- Task prompt
Transcribe the records exactly. Pictures do not belong in the transcription.

=== Data provided ===

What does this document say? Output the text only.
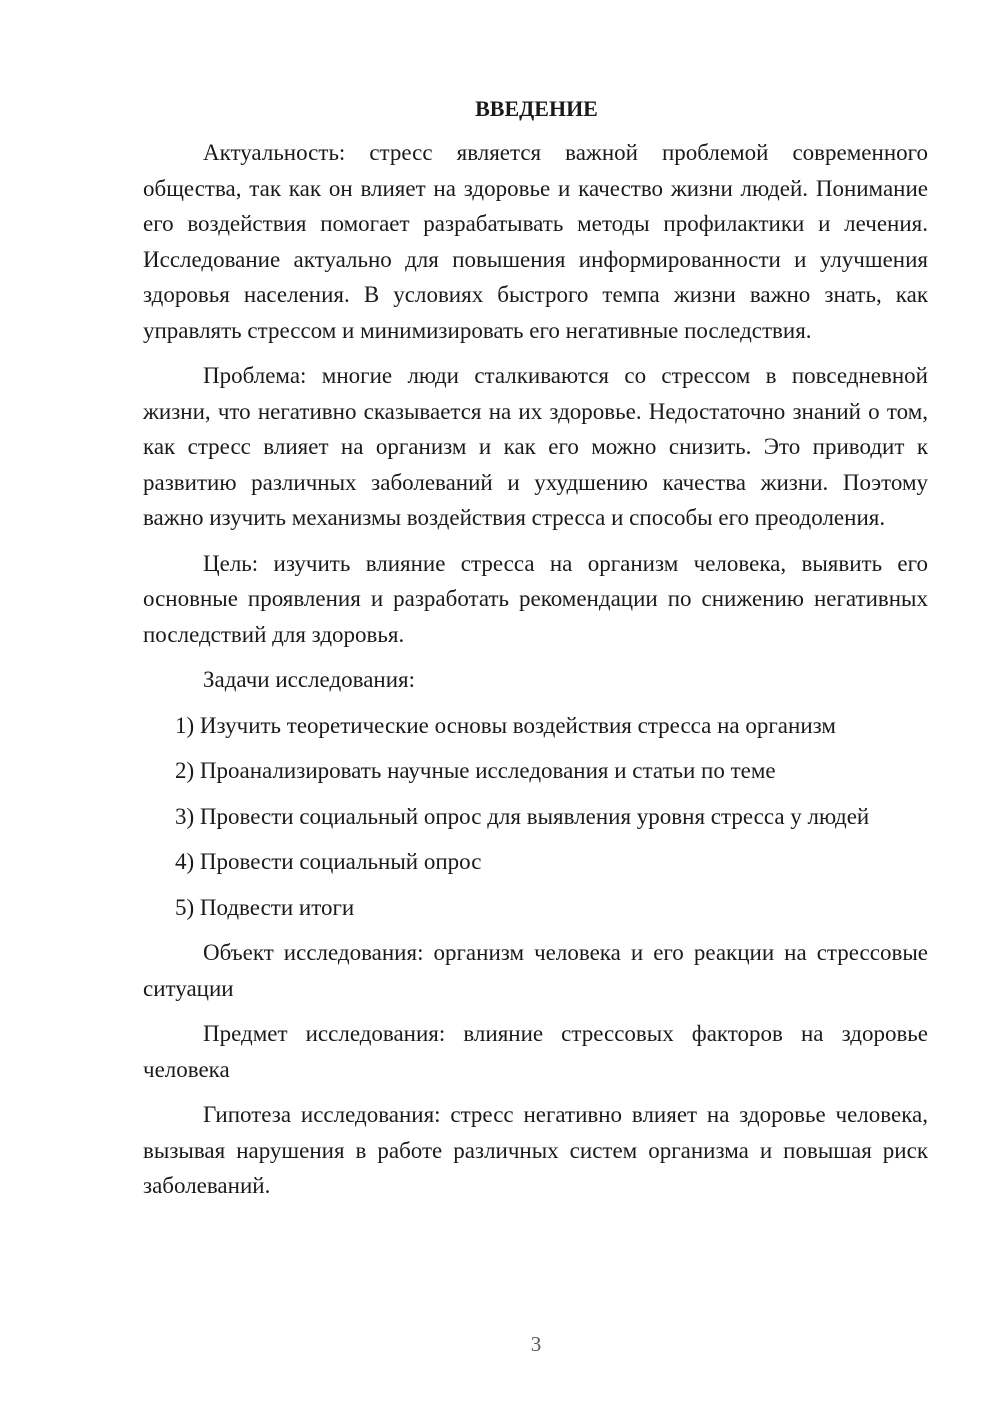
ВВЕДЕНИЕ

Актуальность: стресс является важной проблемой современного общества, так как он влияет на здоровье и качество жизни людей. Понимание его воздействия помогает разрабатывать методы профилактики и лечения. Исследование актуально для повышения информированности и улучшения здоровья населения. В условиях быстрого темпа жизни важно знать, как управлять стрессом и минимизировать его негативные последствия.

Проблема: многие люди сталкиваются со стрессом в повседневной жизни, что негативно сказывается на их здоровье. Недостаточно знаний о том, как стресс влияет на организм и как его можно снизить. Это приводит к развитию различных заболеваний и ухудшению качества жизни. Поэтому важно изучить механизмы воздействия стресса и способы его преодоления.

Цель: изучить влияние стресса на организм человека, выявить его основные проявления и разработать рекомендации по снижению негативных последствий для здоровья.

Задачи исследования:

1) Изучить теоретические основы воздействия стресса на организм

2) Проанализировать научные исследования и статьи по теме

3) Провести социальный опрос для выявления уровня стресса у людей

4) Провести социальный опрос

5) Подвести итоги

Объект исследования: организм человека и его реакции на стрессовые ситуации

Предмет исследования: влияние стрессовых факторов на здоровье человека

Гипотеза исследования: стресс негативно влияет на здоровье человека, вызывая нарушения в работе различных систем организма и повышая риск заболеваний.

3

===

- Solution below
What does this document say? Output the text only.
ВВЕДЕНИЕ

Актуальность: стресс является важной проблемой современного общества, так как он влияет на здоровье и качество жизни людей. Понимание его воздействия помогает разрабатывать методы профилактики и лечения. Исследование актуально для повышения информированности и улучшения здоровья населения. В условиях быстрого темпа жизни важно знать, как управлять стрессом и минимизировать его негативные последствия.

Проблема: многие люди сталкиваются со стрессом в повседневной жизни, что негативно сказывается на их здоровье. Недостаточно знаний о том, как стресс влияет на организм и как его можно снизить. Это приводит к развитию различных заболеваний и ухудшению качества жизни. Поэтому важно изучить механизмы воздействия стресса и способы его преодоления.

Цель: изучить влияние стресса на организм человека, выявить его основные проявления и разработать рекомендации по снижению негативных последствий для здоровья.

Задачи исследования:

1) Изучить теоретические основы воздействия стресса на организм

2) Проанализировать научные исследования и статьи по теме

3) Провести социальный опрос для выявления уровня стресса у людей

4) Провести социальный опрос

5) Подвести итоги

Объект исследования: организм человека и его реакции на стрессовые ситуации

Предмет исследования: влияние стрессовых факторов на здоровье человека

Гипотеза исследования: стресс негативно влияет на здоровье человека, вызывая нарушения в работе различных систем организма и повышая риск заболеваний.

3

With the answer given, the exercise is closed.